#### The problem:
Rewrite the data below with every "value-bar-track" changed to "progress-track" and nothing else altered. Omit the pictures from your answer.

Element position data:
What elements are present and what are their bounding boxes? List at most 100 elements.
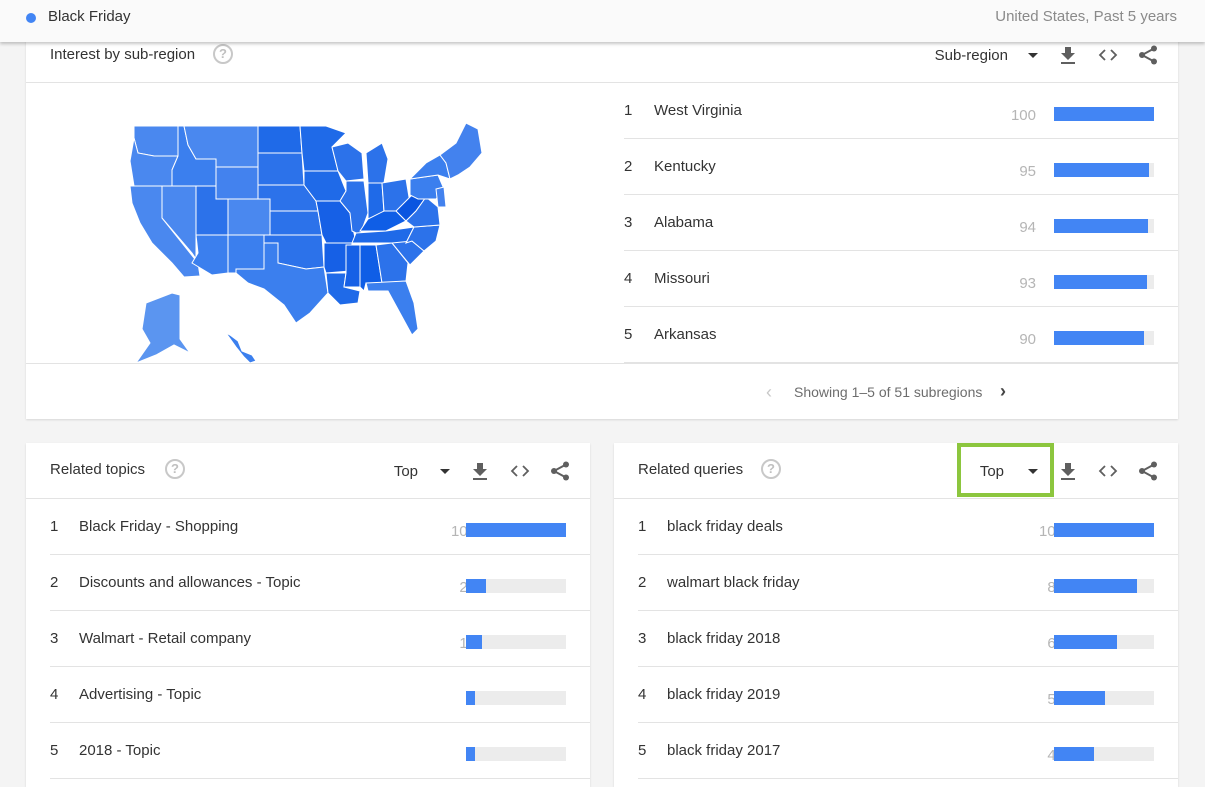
share-button[interactable] — [1138, 461, 1158, 481]
map-state-nm[interactable] — [227, 234, 265, 274]
rank-number: 2 — [638, 574, 647, 591]
value-bar-track — [466, 747, 566, 761]
subregion-dropdown[interactable]: Sub-region — [935, 47, 1038, 64]
value-bar-track — [1054, 275, 1154, 289]
list-item[interactable]: 3Walmart - Retail company16 — [50, 611, 590, 667]
list-item[interactable]: 4 Missouri 93 — [624, 251, 1178, 307]
item-value: 95 — [1019, 163, 1036, 180]
list-item[interactable]: 3 Alabama 94 — [624, 195, 1178, 251]
card-title: Related topics — [50, 461, 146, 478]
embed-button[interactable] — [510, 461, 530, 481]
item-label[interactable]: Kentucky — [654, 158, 716, 175]
map-state-mi[interactable] — [365, 142, 389, 184]
list-item[interactable]: 1 Black Friday - Shopping 100 — [50, 499, 590, 555]
value-bar-fill — [1054, 579, 1137, 593]
item-label[interactable]: Discounts and allowances - Topic — [79, 574, 301, 591]
item-label[interactable]: black friday 2017 — [667, 742, 780, 759]
list-item[interactable]: 1 black friday deals 100 — [638, 499, 1178, 555]
help-icon[interactable]: ? — [761, 459, 781, 479]
us-choropleth-map[interactable] — [26, 83, 624, 365]
map-state-hi[interactable] — [225, 332, 257, 364]
value-bar-track — [466, 635, 566, 649]
map-state-ks[interactable] — [269, 210, 323, 236]
download-button[interactable] — [1058, 45, 1078, 65]
share-button[interactable] — [1138, 45, 1158, 65]
download-button[interactable] — [470, 461, 490, 481]
item-label[interactable]: Black Friday - Shopping — [79, 518, 238, 535]
rank-number: 5 — [638, 742, 647, 759]
value-bar-fill — [466, 747, 475, 761]
rank-number: 3 — [638, 630, 647, 647]
related-topics-card: Related topics ? Top 1 Black Friday - Sho… — [26, 443, 590, 787]
value-bar-track — [1054, 747, 1154, 761]
rank-number: 5 — [50, 742, 59, 759]
us-map[interactable] — [26, 83, 624, 365]
caret-down-icon — [440, 468, 450, 474]
item-label[interactable]: black friday 2019 — [667, 686, 780, 703]
download-icon — [473, 463, 487, 480]
item-label[interactable]: walmart black friday — [667, 574, 800, 591]
list-item[interactable]: 3black friday 201863 — [638, 611, 1178, 667]
item-label[interactable]: Missouri — [654, 270, 710, 287]
previous-page-button[interactable]: ‹ — [766, 382, 772, 403]
list-item[interactable]: 2walmart black friday83 — [638, 555, 1178, 611]
map-state-ms[interactable] — [343, 244, 361, 288]
item-label[interactable]: 2018 - Topic — [79, 742, 160, 759]
item-label[interactable]: black friday 2018 — [667, 630, 780, 647]
list-item[interactable]: 5 Arkansas 90 — [624, 307, 1178, 363]
item-label[interactable]: Alabama — [654, 214, 713, 231]
map-state-nd[interactable] — [257, 125, 303, 154]
value-bar-track — [466, 579, 566, 593]
next-page-button[interactable]: › — [1000, 381, 1006, 402]
list-item[interactable]: 5black friday 201740 — [638, 723, 1178, 779]
value-bar-track — [1054, 331, 1154, 345]
value-bar-track — [1054, 219, 1154, 233]
list-item[interactable]: 4black friday 201951 — [638, 667, 1178, 723]
list-item[interactable]: 2 Kentucky 95 — [624, 139, 1178, 195]
value-bar-fill — [1054, 747, 1094, 761]
rank-number: 1 — [638, 518, 647, 535]
value-bar-fill — [466, 523, 566, 537]
interest-by-subregion-card: Interest by sub-region ? Sub-region 1 We… — [26, 27, 1178, 419]
help-icon[interactable]: ? — [213, 44, 233, 64]
list-item[interactable]: 52018 - Topic9 — [50, 723, 590, 779]
map-state-fl[interactable] — [365, 280, 419, 336]
value-bar-track — [1054, 523, 1154, 537]
pagination: ‹ Showing 1–5 of 51 subregions › — [26, 363, 1178, 419]
rank-number: 2 — [50, 574, 59, 591]
item-label[interactable]: Walmart - Retail company — [79, 630, 251, 647]
related-queries-card: Related queries ? Top 1 black friday deal… — [614, 443, 1178, 787]
map-state-wy[interactable] — [215, 166, 259, 200]
download-icon — [1061, 47, 1075, 64]
map-state-co[interactable] — [227, 198, 271, 236]
list-item[interactable]: 2Discounts and allowances - Topic20 — [50, 555, 590, 611]
share-button[interactable] — [550, 461, 570, 481]
value-bar-track — [466, 691, 566, 705]
item-label[interactable]: Arkansas — [654, 326, 717, 343]
map-state-wa[interactable] — [133, 125, 179, 157]
item-label[interactable]: West Virginia — [654, 102, 742, 119]
map-state-ak[interactable] — [134, 292, 191, 365]
list-item[interactable]: 4Advertising - Topic9 — [50, 667, 590, 723]
embed-button[interactable] — [1098, 461, 1118, 481]
topics-type-dropdown[interactable]: Top — [394, 463, 450, 480]
embed-icon — [510, 465, 530, 477]
queries-type-dropdown[interactable]: Top — [980, 463, 1038, 480]
item-label[interactable]: black friday deals — [667, 518, 783, 535]
list-item[interactable]: 1 West Virginia 100 — [624, 83, 1178, 139]
help-icon[interactable]: ? — [165, 459, 185, 479]
term-color-dot — [26, 13, 36, 23]
item-label[interactable]: Advertising - Topic — [79, 686, 201, 703]
map-state-nj-md-de[interactable] — [435, 186, 447, 208]
value-bar-track — [1054, 635, 1154, 649]
download-button[interactable] — [1058, 461, 1078, 481]
embed-icon — [1098, 465, 1118, 477]
value-bar-fill — [1054, 523, 1154, 537]
search-term: Black Friday — [48, 8, 131, 25]
related-topics-list: 1 Black Friday - Shopping 100 2 Discounts an… — [50, 499, 590, 779]
value-bar-fill — [1054, 163, 1149, 177]
card-header: Related topics ? Top — [26, 443, 590, 499]
map-state-sd[interactable] — [257, 152, 305, 186]
embed-button[interactable] — [1098, 45, 1118, 65]
value-bar-fill — [466, 691, 475, 705]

#### Task result:
What elements are present and what are their bounding boxes? List at most 100 elements.
share-button[interactable] — [1138, 461, 1158, 481]
map-state-nm[interactable] — [227, 234, 265, 274]
rank-number: 2 — [638, 574, 647, 591]
progress-track — [466, 747, 566, 761]
subregion-dropdown[interactable]: Sub-region — [935, 47, 1038, 64]
progress-track — [1054, 275, 1154, 289]
list-item[interactable]: 3Walmart - Retail company16 — [50, 611, 590, 667]
list-item[interactable]: 4 Missouri 93 — [624, 251, 1178, 307]
item-value: 95 — [1019, 163, 1036, 180]
list-item[interactable]: 3 Alabama 94 — [624, 195, 1178, 251]
card-title: Related topics — [50, 461, 146, 478]
embed-button[interactable] — [510, 461, 530, 481]
item-label[interactable]: Kentucky — [654, 158, 716, 175]
map-state-mi[interactable] — [365, 142, 389, 184]
list-item[interactable]: 1 Black Friday - Shopping 100 — [50, 499, 590, 555]
value-bar-fill — [1054, 579, 1137, 593]
item-label[interactable]: Discounts and allowances - Topic — [79, 574, 301, 591]
item-label[interactable]: black friday 2017 — [667, 742, 780, 759]
list-item[interactable]: 1 black friday deals 100 — [638, 499, 1178, 555]
help-icon[interactable]: ? — [761, 459, 781, 479]
us-choropleth-map[interactable] — [26, 83, 624, 365]
map-state-hi[interactable] — [225, 332, 257, 364]
progress-track — [466, 635, 566, 649]
map-state-ks[interactable] — [269, 210, 323, 236]
download-button[interactable] — [1058, 45, 1078, 65]
share-button[interactable] — [1138, 45, 1158, 65]
download-button[interactable] — [470, 461, 490, 481]
item-label[interactable]: Black Friday - Shopping — [79, 518, 238, 535]
rank-number: 5 — [638, 742, 647, 759]
value-bar-fill — [466, 747, 475, 761]
rank-number: 3 — [638, 630, 647, 647]
related-topics-card: Related topics ? Top 1 Black Friday - Sho… — [26, 443, 590, 787]
progress-track — [1054, 747, 1154, 761]
rank-number: 5 — [50, 742, 59, 759]
us-map[interactable] — [26, 83, 624, 365]
caret-down-icon — [440, 468, 450, 474]
item-label[interactable]: black friday 2019 — [667, 686, 780, 703]
download-icon — [473, 463, 487, 480]
item-label[interactable]: walmart black friday — [667, 574, 800, 591]
list-item[interactable]: 3black friday 201863 — [638, 611, 1178, 667]
item-label[interactable]: Missouri — [654, 270, 710, 287]
previous-page-button[interactable]: ‹ — [766, 382, 772, 403]
list-item[interactable]: 2walmart black friday83 — [638, 555, 1178, 611]
map-state-ms[interactable] — [343, 244, 361, 288]
item-label[interactable]: 2018 - Topic — [79, 742, 160, 759]
item-label[interactable]: black friday 2018 — [667, 630, 780, 647]
list-item[interactable]: 5 Arkansas 90 — [624, 307, 1178, 363]
item-label[interactable]: Alabama — [654, 214, 713, 231]
map-state-nd[interactable] — [257, 125, 303, 154]
progress-track — [466, 579, 566, 593]
next-page-button[interactable]: › — [1000, 381, 1006, 402]
list-item[interactable]: 5black friday 201740 — [638, 723, 1178, 779]
progress-track — [1054, 331, 1154, 345]
progress-track — [1054, 219, 1154, 233]
list-item[interactable]: 4black friday 201951 — [638, 667, 1178, 723]
list-item[interactable]: 2 Kentucky 95 — [624, 139, 1178, 195]
value-bar-fill — [1054, 747, 1094, 761]
rank-number: 1 — [638, 518, 647, 535]
value-bar-fill — [466, 523, 566, 537]
interest-by-subregion-card: Interest by sub-region ? Sub-region 1 We… — [26, 27, 1178, 419]
help-icon[interactable]: ? — [213, 44, 233, 64]
list-item[interactable]: 52018 - Topic9 — [50, 723, 590, 779]
map-state-fl[interactable] — [365, 280, 419, 336]
progress-track — [1054, 523, 1154, 537]
pagination: ‹ Showing 1–5 of 51 subregions › — [26, 363, 1178, 419]
rank-number: 2 — [50, 574, 59, 591]
item-label[interactable]: Walmart - Retail company — [79, 630, 251, 647]
related-queries-card: Related queries ? Top 1 black friday deal… — [614, 443, 1178, 787]
map-state-wy[interactable] — [215, 166, 259, 200]
download-icon — [1061, 47, 1075, 64]
map-state-co[interactable] — [227, 198, 271, 236]
list-item[interactable]: 2Discounts and allowances - Topic20 — [50, 555, 590, 611]
share-button[interactable] — [550, 461, 570, 481]
progress-track — [466, 691, 566, 705]
item-label[interactable]: Arkansas — [654, 326, 717, 343]
map-state-wa[interactable] — [133, 125, 179, 157]
item-label[interactable]: West Virginia — [654, 102, 742, 119]
map-state-ak[interactable] — [134, 292, 191, 365]
list-item[interactable]: 4Advertising - Topic9 — [50, 667, 590, 723]
embed-button[interactable] — [1098, 461, 1118, 481]
topics-type-dropdown[interactable]: Top — [394, 463, 450, 480]
embed-icon — [510, 465, 530, 477]
queries-type-dropdown[interactable]: Top — [980, 463, 1038, 480]
item-label[interactable]: black friday deals — [667, 518, 783, 535]
list-item[interactable]: 1 West Virginia 100 — [624, 83, 1178, 139]
help-icon[interactable]: ? — [165, 459, 185, 479]
term-color-dot — [26, 13, 36, 23]
item-label[interactable]: Advertising - Topic — [79, 686, 201, 703]
map-state-nj-md-de[interactable] — [435, 186, 447, 208]
progress-track — [1054, 635, 1154, 649]
download-button[interactable] — [1058, 461, 1078, 481]
embed-icon — [1098, 465, 1118, 477]
value-bar-fill — [1054, 523, 1154, 537]
search-term: Black Friday — [48, 8, 131, 25]
related-topics-list: 1 Black Friday - Shopping 100 2 Discounts an… — [50, 499, 590, 779]
value-bar-fill — [1054, 163, 1149, 177]
card-header: Related topics ? Top — [26, 443, 590, 499]
map-state-sd[interactable] — [257, 152, 305, 186]
embed-button[interactable] — [1098, 45, 1118, 65]
value-bar-fill — [466, 691, 475, 705]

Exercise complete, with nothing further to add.